> _Goal 1_: According to the passage, in which city did Aurora build a refugee shelter?
> _Goal 2_: Lay out as a numbered list the rows starting with the line containing "annotation: 然乌 3960" and going on through the line containing "annotation: 登巴 3440", leaving out any blank lines.

> _Passage_:
BEGIN

The journey of making time for what or who you love and dealing with stress in a healthy way isn’t just something I have gone through. Aurora has as well many times in her own journeys. In Skyrim, she learned to undo prejudices, found a hobby she could take with her, fell in love for the first time, and dealt with post-traumatic stress. This young woman of 20 years went through more in the first year away from home than most people will go through in a lifetime. But isn’t that just the way for a hero? In any case, my biggest challenge is summarizing all of this. The Greymoor year was formative for me and for Aurora. 2020, after all, was formative for all of us.

A Familiar Sight for Me, Not So Much for Aurora

Weeks passed after the events off the coastline of Pellitine. Aurora threw herself into building a refugee shelter in Senchal. Queen Khamira was more than happy to share some of her kingdom’s wealth, and an abandoned home in the city, to aid her people. While placing the finishing touches and training the new managers, a letter arrived from Skyrim of all places. A friend of Sai Sahan’s had been informed of Aurora’s competency and adequate assistance and wanted her help. She hesitated to leave what had become a place of comfort, but Aeliah gave her the nudge only a best friend could.

Arriving in Western Skyrim to find Lyris, Aurora gasped. Her namesake danced across a frigid night sky. She forgot herself until the captain yelled for her to disembark. The bustle of the harbor surprised her until she realized dawn was not far off. She made her way toward the gray stone walls of Solitude, a strange tug in her chest lingering. Her hand subconsciously went to the bow gifted to her by Sai Sahan, fingertips tracing the carved woodwork as they did any time she was nervous these days.

What came upon entering the city gates alone is enough to write a novel. Vampires, red and purple-tinted storms, corrupted politicians, so much snow, a place underground that all at once terrified and calmed her, and… Svana. The hold on her heart that Svana had still existed to this day.

END

> _Provided records_:
BEGIN

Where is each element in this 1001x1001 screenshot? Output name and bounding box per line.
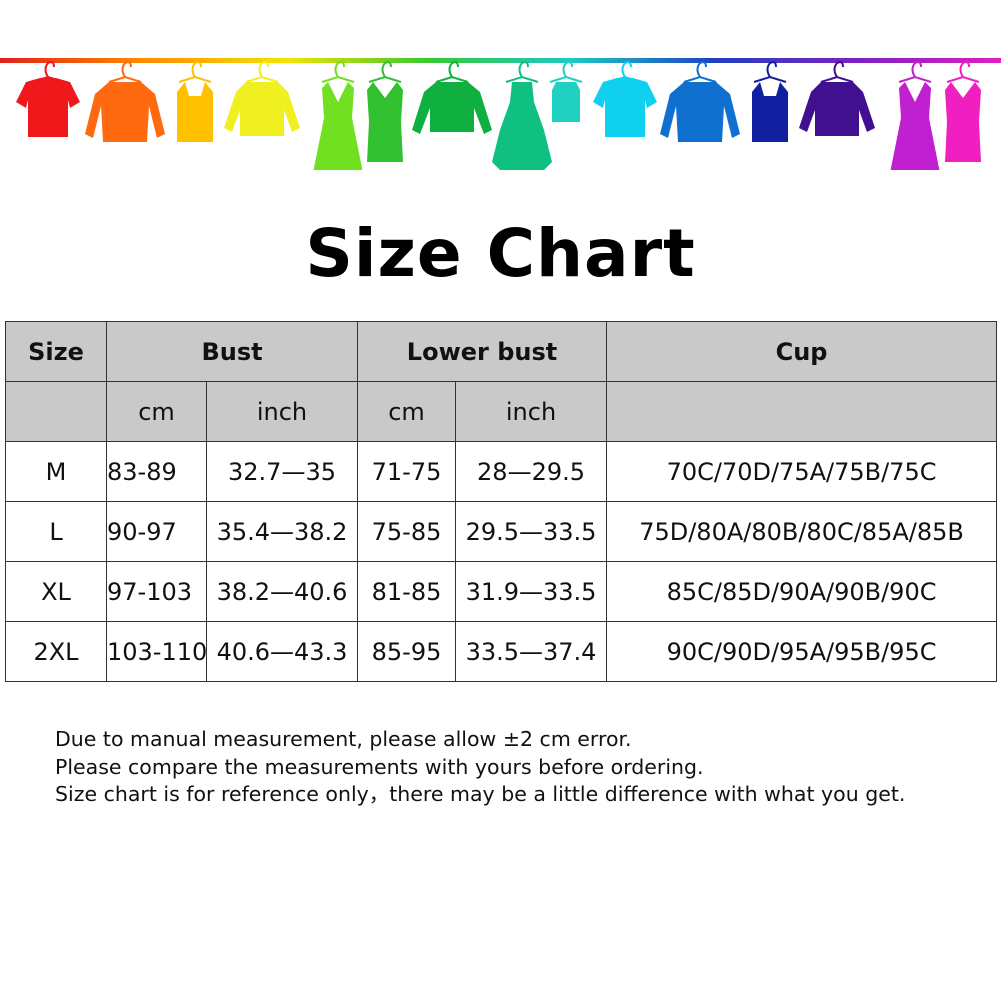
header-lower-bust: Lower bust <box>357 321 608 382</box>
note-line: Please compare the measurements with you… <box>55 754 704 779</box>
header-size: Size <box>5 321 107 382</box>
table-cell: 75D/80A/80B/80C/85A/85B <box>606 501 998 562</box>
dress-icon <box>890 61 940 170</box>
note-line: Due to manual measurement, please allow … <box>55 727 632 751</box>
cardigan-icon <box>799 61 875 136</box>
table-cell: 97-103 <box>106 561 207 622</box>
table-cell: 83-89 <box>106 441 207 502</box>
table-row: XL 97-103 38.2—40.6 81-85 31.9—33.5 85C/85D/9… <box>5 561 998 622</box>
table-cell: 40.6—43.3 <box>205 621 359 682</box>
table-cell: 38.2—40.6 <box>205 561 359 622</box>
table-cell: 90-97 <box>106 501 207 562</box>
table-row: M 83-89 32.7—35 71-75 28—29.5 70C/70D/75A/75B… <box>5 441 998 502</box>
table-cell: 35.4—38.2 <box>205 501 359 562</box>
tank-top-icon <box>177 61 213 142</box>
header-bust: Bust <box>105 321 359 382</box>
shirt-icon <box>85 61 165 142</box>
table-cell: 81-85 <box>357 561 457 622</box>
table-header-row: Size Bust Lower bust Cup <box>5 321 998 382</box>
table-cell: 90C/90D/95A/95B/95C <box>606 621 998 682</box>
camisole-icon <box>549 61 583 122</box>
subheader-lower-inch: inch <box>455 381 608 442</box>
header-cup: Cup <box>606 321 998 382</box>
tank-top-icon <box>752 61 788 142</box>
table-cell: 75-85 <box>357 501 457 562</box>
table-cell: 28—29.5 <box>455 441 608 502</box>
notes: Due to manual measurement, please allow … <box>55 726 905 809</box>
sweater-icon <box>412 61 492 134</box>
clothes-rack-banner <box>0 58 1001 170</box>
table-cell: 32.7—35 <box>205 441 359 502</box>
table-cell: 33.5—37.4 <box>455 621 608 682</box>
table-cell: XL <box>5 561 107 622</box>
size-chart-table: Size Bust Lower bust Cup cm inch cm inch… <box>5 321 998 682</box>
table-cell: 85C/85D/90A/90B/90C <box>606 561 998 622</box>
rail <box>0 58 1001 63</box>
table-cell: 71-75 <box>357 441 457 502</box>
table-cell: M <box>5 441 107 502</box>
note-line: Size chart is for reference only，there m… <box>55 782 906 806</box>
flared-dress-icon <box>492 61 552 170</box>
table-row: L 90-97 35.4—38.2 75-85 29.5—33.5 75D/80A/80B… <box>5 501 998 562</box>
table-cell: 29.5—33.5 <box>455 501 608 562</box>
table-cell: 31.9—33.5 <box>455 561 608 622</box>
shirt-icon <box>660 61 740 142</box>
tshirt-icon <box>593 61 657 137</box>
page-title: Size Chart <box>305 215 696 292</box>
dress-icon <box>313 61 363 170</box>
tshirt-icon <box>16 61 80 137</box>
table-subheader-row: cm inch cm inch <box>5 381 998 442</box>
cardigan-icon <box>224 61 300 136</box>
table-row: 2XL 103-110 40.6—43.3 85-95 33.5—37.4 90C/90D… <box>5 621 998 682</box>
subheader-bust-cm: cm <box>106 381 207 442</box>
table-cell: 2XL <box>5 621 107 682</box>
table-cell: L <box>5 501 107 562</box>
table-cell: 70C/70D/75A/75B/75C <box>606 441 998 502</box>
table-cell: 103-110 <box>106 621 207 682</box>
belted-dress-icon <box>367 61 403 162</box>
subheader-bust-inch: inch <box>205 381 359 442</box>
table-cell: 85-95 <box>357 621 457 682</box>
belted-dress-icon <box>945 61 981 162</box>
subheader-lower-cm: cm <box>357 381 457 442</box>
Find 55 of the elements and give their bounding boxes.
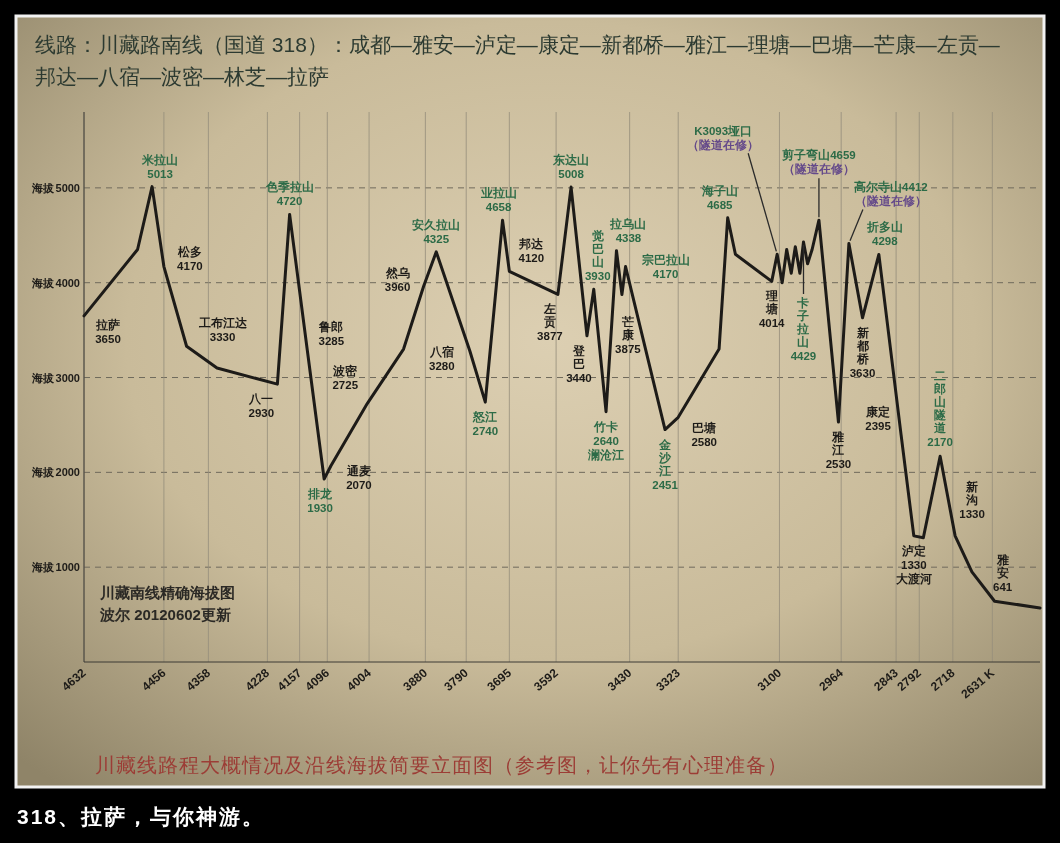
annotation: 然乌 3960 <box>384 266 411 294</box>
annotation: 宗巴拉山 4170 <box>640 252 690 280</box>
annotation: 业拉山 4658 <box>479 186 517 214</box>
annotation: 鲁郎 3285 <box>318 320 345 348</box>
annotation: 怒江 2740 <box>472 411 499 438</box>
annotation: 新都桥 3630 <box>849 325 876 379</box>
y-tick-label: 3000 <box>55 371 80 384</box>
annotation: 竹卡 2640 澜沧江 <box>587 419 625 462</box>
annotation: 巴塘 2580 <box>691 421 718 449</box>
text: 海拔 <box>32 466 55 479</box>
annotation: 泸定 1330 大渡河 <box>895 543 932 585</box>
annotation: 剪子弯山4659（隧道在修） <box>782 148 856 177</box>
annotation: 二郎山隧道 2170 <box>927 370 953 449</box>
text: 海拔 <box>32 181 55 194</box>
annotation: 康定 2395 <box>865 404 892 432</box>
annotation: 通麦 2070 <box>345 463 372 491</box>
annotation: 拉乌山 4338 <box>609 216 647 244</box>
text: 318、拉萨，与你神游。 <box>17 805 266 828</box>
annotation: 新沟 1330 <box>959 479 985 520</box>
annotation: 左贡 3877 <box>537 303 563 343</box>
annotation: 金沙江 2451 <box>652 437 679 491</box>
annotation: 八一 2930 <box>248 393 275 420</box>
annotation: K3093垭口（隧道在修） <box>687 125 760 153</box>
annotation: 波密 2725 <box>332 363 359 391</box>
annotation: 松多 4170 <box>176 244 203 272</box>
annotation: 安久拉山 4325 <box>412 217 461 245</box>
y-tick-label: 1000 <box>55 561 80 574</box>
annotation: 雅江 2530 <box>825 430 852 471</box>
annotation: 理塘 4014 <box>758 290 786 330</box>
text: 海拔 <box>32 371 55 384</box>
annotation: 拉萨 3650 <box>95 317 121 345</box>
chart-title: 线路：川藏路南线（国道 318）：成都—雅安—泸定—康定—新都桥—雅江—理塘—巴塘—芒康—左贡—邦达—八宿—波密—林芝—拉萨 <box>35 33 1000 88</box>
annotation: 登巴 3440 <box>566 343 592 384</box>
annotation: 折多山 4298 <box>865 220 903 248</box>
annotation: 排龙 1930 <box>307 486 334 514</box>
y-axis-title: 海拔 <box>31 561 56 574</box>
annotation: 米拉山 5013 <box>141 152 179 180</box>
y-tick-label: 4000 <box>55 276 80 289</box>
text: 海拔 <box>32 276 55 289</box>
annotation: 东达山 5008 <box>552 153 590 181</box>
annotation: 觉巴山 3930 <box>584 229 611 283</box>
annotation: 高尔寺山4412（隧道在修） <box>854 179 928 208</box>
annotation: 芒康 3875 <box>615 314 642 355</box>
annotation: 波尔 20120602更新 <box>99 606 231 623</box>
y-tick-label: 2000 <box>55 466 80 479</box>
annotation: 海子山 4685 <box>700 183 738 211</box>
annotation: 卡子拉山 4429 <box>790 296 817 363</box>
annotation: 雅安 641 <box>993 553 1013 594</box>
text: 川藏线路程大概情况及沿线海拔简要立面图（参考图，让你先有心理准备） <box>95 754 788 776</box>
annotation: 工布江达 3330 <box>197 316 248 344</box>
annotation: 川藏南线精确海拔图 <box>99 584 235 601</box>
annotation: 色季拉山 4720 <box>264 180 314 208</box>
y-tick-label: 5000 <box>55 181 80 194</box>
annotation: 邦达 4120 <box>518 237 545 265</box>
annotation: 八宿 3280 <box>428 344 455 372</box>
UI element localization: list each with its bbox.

END

> _Correct result 1_: Senchal

> _Correct result 2_:
1. annotation: 然乌 3960 <box>384 266 411 294</box>
2. annotation: 宗巴拉山 4170 <box>640 252 690 280</box>
3. annotation: 业拉山 4658 <box>479 186 517 214</box>
4. annotation: 鲁郎 3285 <box>318 320 345 348</box>
5. annotation: 怒江 2740 <box>472 411 499 438</box>
6. annotation: 新都桥 3630 <box>849 325 876 379</box>
7. y-tick-label: 3000 <box>55 371 80 384</box>
8. annotation: 竹卡 2640 澜沧江 <box>587 419 625 462</box>
9. annotation: 巴塘 2580 <box>691 421 718 449</box>
10. text: 海拔 <box>32 466 55 479</box>
11. annotation: 泸定 1330 大渡河 <box>895 543 932 585</box>
12. annotation: 剪子弯山4659（隧道在修） <box>782 148 856 177</box>
13. annotation: 二郎山隧道 2170 <box>927 370 953 449</box>
14. text: 海拔 <box>32 181 55 194</box>
15. annotation: 康定 2395 <box>865 404 892 432</box>
16. annotation: 通麦 2070 <box>345 463 372 491</box>
17. annotation: 拉乌山 4338 <box>609 216 647 244</box>
18. text: 318、拉萨，与你神游。 <box>17 805 266 828</box>
19. annotation: 新沟 1330 <box>959 479 985 520</box>
20. annotation: 左贡 3877 <box>537 303 563 343</box>
21. annotation: 金沙江 2451 <box>652 437 679 491</box>
22. annotation: 八一 2930 <box>248 393 275 420</box>
23. annotation: K3093垭口（隧道在修） <box>687 125 760 153</box>
24. annotation: 波密 2725 <box>332 363 359 391</box>
25. annotation: 松多 4170 <box>176 244 203 272</box>
26. annotation: 安久拉山 4325 <box>412 217 461 245</box>
27. y-tick-label: 1000 <box>55 561 80 574</box>
28. annotation: 雅江 2530 <box>825 430 852 471</box>
29. annotation: 理塘 4014 <box>758 290 786 330</box>
30. text: 海拔 <box>32 371 55 384</box>
31. annotation: 拉萨 3650 <box>95 317 121 345</box>
32. chart-title: 线路：川藏路南线（国道 318）：成都—雅安—泸定—康定—新都桥—雅江—理塘—巴塘—芒康—左贡—邦达—八宿—波密—林芝—拉萨 <box>35 33 1000 88</box>
33. annotation: 登巴 3440 <box>566 343 592 384</box>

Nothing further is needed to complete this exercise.